Data excerpts:
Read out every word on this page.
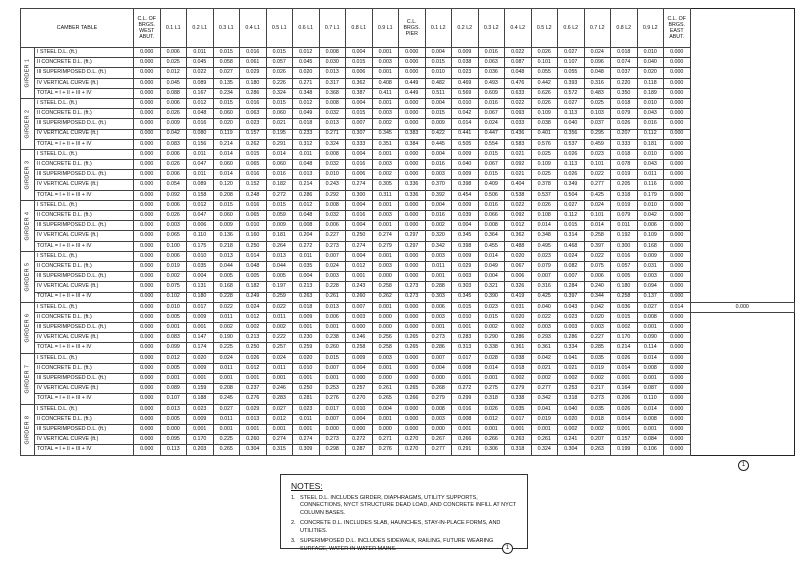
CAMBER TABLE		C.L. OF BRGS. WEST ABUT.	0.1 L1	0.2 L1	0.3 L1	0.4 L1	0.5 L1	0.6 L1	0.7 L1	0.8 L1	0.9 L1	C.L. BRGS. PIER	0.1 L2	0.2 L2	0.3 L2	0.4 L2	0.5 L2	0.6 L2	0.7 L2	0.8 L2	0.9 L2	C.L. OF BRGS. EAST ABUT.	

GIRDER 1	I STEEL D.L. (ft.)	0.000	0.006	0.011	0.015	0.016	0.015	0.012	0.008	0.004	0.001	0.000	0.004	0.009	0.016	0.022	0.026	0.027	0.024	0.018	0.010	0.000	
	II CONCRETE D.L. (ft.)	0.000	0.025	0.045	0.058	0.061	0.057	0.045	0.030	0.015	0.003	0.000	0.015	0.038	0.063	0.087	0.101	0.107	0.096	0.074	0.040	0.000	
	III SUPERIMPOSED D.L. (ft.)	0.000	0.012	0.022	0.027	0.029	0.026	0.020	0.013	0.006	0.001	0.000	0.010	0.023	0.036	0.048	0.055	0.055	0.048	0.037	0.020	0.000	
	IV VERTICAL CURVE (ft.)	0.000	0.045	0.089	0.135	0.180	0.226	0.271	0.317	0.362	0.408	0.449	0.482	0.469	0.493	0.476	0.442	0.393	0.316	0.220	0.118	0.000	
	TOTAL = I + II + III + IV	0.000	0.088	0.167	0.234	0.286	0.324	0.348	0.368	0.387	0.411	0.449	0.511	0.569	0.609	0.633	0.626	0.572	0.483	0.350	0.189	0.000	

GIRDER 2	I STEEL D.L. (ft.)	0.000	0.006	0.012	0.015	0.016	0.015	0.012	0.008	0.004	0.001	0.000	0.004	0.010	0.016	0.022	0.026	0.027	0.025	0.018	0.010	0.000	
	II CONCRETE D.L. (ft.)	0.000	0.026	0.048	0.060	0.063	0.060	0.049	0.032	0.015	0.003	0.000	0.015	0.042	0.067	0.093	0.109	0.113	0.103	0.079	0.043	0.000	
	III SUPERIMPOSED D.L. (ft.)	0.000	0.009	0.016	0.020	0.023	0.021	0.018	0.013	0.007	0.002	0.000	0.009	0.014	0.024	0.033	0.038	0.040	0.037	0.026	0.016	0.000	
	IV VERTICAL CURVE (ft.)	0.000	0.042	0.080	0.119	0.157	0.195	0.233	0.271	0.307	0.345	0.383	0.422	0.441	0.447	0.436	0.401	0.356	0.295	0.207	0.112	0.000	
	TOTAL = I + II + III + IV	0.000	0.083	0.156	0.214	0.262	0.291	0.312	0.324	0.333	0.351	0.384	0.445	0.505	0.554	0.583	0.576	0.537	0.459	0.333	0.181	0.000	

GIRDER 3	I STEEL D.L. (ft.)	0.000	0.006	0.011	0.014	0.015	0.014	0.011	0.008	0.004	0.001	0.000	0.004	0.009	0.015	0.021	0.025	0.026	0.023	0.018	0.010	0.000	
	II CONCRETE D.L. (ft.)	0.000	0.026	0.047	0.060	0.065	0.060	0.048	0.032	0.016	0.003	0.000	0.016	0.040	0.067	0.092	0.109	0.113	0.101	0.078	0.043	0.000	
	III SUPERIMPOSED D.L. (ft.)	0.000	0.006	0.011	0.014	0.016	0.016	0.013	0.010	0.006	0.002	0.000	0.003	0.009	0.015	0.021	0.025	0.026	0.022	0.019	0.011	0.000	
	IV VERTICAL CURVE (ft.)	0.000	0.054	0.089	0.120	0.152	0.182	0.214	0.243	0.274	0.305	0.336	0.370	0.398	0.409	0.404	0.378	0.349	0.277	0.205	0.116	0.000	
	TOTAL = I + II + III + IV	0.000	0.092	0.158	0.208	0.248	0.272	0.286	0.292	0.300	0.311	0.336	0.392	0.454	0.506	0.538	0.537	0.504	0.425	0.318	0.179	0.000	

GIRDER 4	I STEEL D.L. (ft.)	0.000	0.006	0.012	0.015	0.016	0.015	0.012	0.008	0.004	0.001	0.000	0.004	0.009	0.016	0.022	0.026	0.027	0.024	0.019	0.010	0.000	
	II CONCRETE D.L. (ft.)	0.000	0.026	0.047	0.060	0.065	0.059	0.048	0.032	0.016	0.003	0.000	0.016	0.039	0.066	0.092	0.108	0.112	0.101	0.079	0.042	0.000	
	III SUPERIMPOSED D.L. (ft.)	0.000	0.003	0.006	0.009	0.010	0.009	0.008	0.006	0.004	0.001	0.000	0.002	0.004	0.008	0.012	0.014	0.015	0.014	0.011	0.006	0.000	
	IV VERTICAL CURVE (ft.)	0.000	0.065	0.110	0.136	0.160	0.181	0.204	0.227	0.250	0.274	0.297	0.320	0.345	0.364	0.362	0.348	0.314	0.258	0.192	0.109	0.000	
	TOTAL = I + II + III + IV	0.000	0.100	0.175	0.218	0.250	0.264	0.272	0.273	0.274	0.279	0.297	0.342	0.398	0.455	0.488	0.495	0.468	0.397	0.300	0.168	0.000	

GIRDER 5	I STEEL D.L. (ft.)	0.000	0.006	0.010	0.013	0.014	0.013	0.011	0.007	0.004	0.001	0.000	0.003	0.009	0.014	0.020	0.023	0.024	0.022	0.016	0.009	0.000	
	II CONCRETE D.L. (ft.)	0.000	0.019	0.035	0.044	0.048	0.044	0.035	0.024	0.012	0.003	0.000	0.011	0.029	0.049	0.067	0.079	0.082	0.075	0.057	0.031	0.000	
	III SUPERIMPOSED D.L. (ft.)	0.000	0.002	0.004	0.005	0.005	0.005	0.004	0.003	0.001	0.000	0.000	0.001	0.003	0.004	0.006	0.007	0.007	0.006	0.005	0.003	0.000	
	IV VERTICAL CURVE (ft.)	0.000	0.075	0.131	0.168	0.182	0.197	0.213	0.228	0.243	0.258	0.273	0.288	0.303	0.321	0.326	0.316	0.284	0.240	0.180	0.094	0.000	
	TOTAL = I + II + III + IV	0.000	0.102	0.180	0.228	0.249	0.259	0.263	0.261	0.260	0.262	0.273	0.303	0.345	0.390	0.419	0.425	0.397	0.344	0.258	0.137	0.000	

GIRDER 6	I STEEL D.L. (ft.)	0.000	0.010	0.017	0.022	0.024	0.022	0.018	0.013	0.007	0.001	0.000	0.006	0.015	0.023	0.031	0.040	0.043	0.042	0.036	0.027	0.014	0.000
	II CONCRETE D.L. (ft.)	0.000	0.005	0.009	0.011	0.012	0.011	0.009	0.006	0.003	0.000	0.000	0.003	0.010	0.015	0.020	0.022	0.023	0.020	0.015	0.008	0.000	
	III SUPERIMPOSED D.L. (ft.)	0.000	0.001	0.001	0.002	0.002	0.002	0.001	0.001	0.000	0.000	0.000	0.001	0.001	0.002	0.002	0.003	0.003	0.003	0.002	0.001	0.000	
	IV VERTICAL CURVE (ft.)	0.000	0.083	0.147	0.190	0.213	0.222	0.230	0.238	0.246	0.256	0.265	0.273	0.283	0.290	0.286	0.293	0.286	0.227	0.170	0.090	0.000	
	TOTAL = I + II + III + IV	0.000	0.099	0.174	0.225	0.250	0.257	0.259	0.260	0.258	0.258	0.265	0.286	0.313	0.338	0.361	0.361	0.334	0.285	0.214	0.114	0.000	

GIRDER 7	I STEEL D.L. (ft.)	0.000	0.012	0.020	0.024	0.026	0.024	0.020	0.015	0.009	0.003	0.000	0.007	0.017	0.028	0.038	0.042	0.041	0.035	0.026	0.014	0.000	
	II CONCRETE D.L. (ft.)	0.000	0.005	0.009	0.011	0.012	0.011	0.010	0.007	0.004	0.001	0.000	0.004	0.008	0.014	0.018	0.021	0.021	0.019	0.014	0.008	0.000	
	III SUPERIMPOSED D.L. (ft.)	0.000	0.001	0.001	0.001	0.001	0.001	0.001	0.001	0.000	0.000	0.000	0.000	0.001	0.001	0.002	0.002	0.002	0.002	0.001	0.001	0.000	
	IV VERTICAL CURVE (ft.)	0.000	0.089	0.159	0.208	0.237	0.246	0.250	0.253	0.257	0.261	0.265	0.268	0.272	0.275	0.279	0.277	0.253	0.217	0.164	0.087	0.000	
	TOTAL = I + II + III + IV	0.000	0.107	0.188	0.245	0.276	0.283	0.281	0.276	0.270	0.265	0.266	0.279	0.299	0.318	0.338	0.342	0.318	0.273	0.206	0.110	0.000	

GIRDER 8	I STEEL D.L. (ft.)	0.000	0.013	0.023	0.027	0.029	0.027	0.023	0.017	0.010	0.004	0.000	0.008	0.016	0.026	0.035	0.041	0.040	0.035	0.026	0.014	0.000	
	II CONCRETE D.L. (ft.)	0.000	0.005	0.009	0.011	0.013	0.012	0.011	0.007	0.004	0.001	0.000	0.003	0.008	0.012	0.017	0.019	0.020	0.018	0.014	0.008	0.000	
	III SUPERIMPOSED D.L. (ft.)	0.000	0.000	0.001	0.001	0.001	0.001	0.001	0.000	0.000	0.000	0.000	0.000	0.001	0.001	0.001	0.001	0.002	0.002	0.001	0.001	0.000	
	IV VERTICAL CURVE (ft.)	0.000	0.095	0.170	0.225	0.260	0.274	0.274	0.273	0.272	0.271	0.270	0.267	0.266	0.266	0.263	0.261	0.241	0.207	0.157	0.084	0.000	
	TOTAL = I + II + III + IV	0.000	0.113	0.203	0.265	0.304	0.315	0.309	0.298	0.287	0.276	0.270	0.277	0.291	0.306	0.318	0.324	0.304	0.263	0.199	0.106	0.000	
1
NOTES:
1. STEEL D.L. INCLUDES GIRDER, DIAPHRAGMS, UTILITY SUPPORTS, CONNECTIONS, NYCT STRUCTURE DEAD LOAD, AND CONCRETE INFILL AT NYCT COLUMN BASES.
2. CONCRETE D.L. INCLUDES SLAB, HAUNCHES, STAY-IN-PLACE FORMS, AND UTILITIES.
3. SUPERIMPOSED D.L. INCLUDES SIDEWALK, RAILING, FUTURE WEARING SURFACE, WATER IN WATER MAINS.	1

Task description:
Isolate the lines above that contain the word "INCLUDES" and copy them.

Exercise answer:
1. STEEL D.L. INCLUDES GIRDER, DIAPHRAGMS, UTILITY SUPPORTS, CONNECTIONS, NYCT STRUCTURE DEAD LOAD, AND CONCRETE INFILL AT NYCT COLUMN BASES.
2. CONCRETE D.L. INCLUDES SLAB, HAUNCHES, STAY-IN-PLACE FORMS, AND UTILITIES.
3. SUPERIMPOSED D.L. INCLUDES SIDEWALK, RAILING, FUTURE WEARING SURFACE, WATER IN WATER MAINS.	1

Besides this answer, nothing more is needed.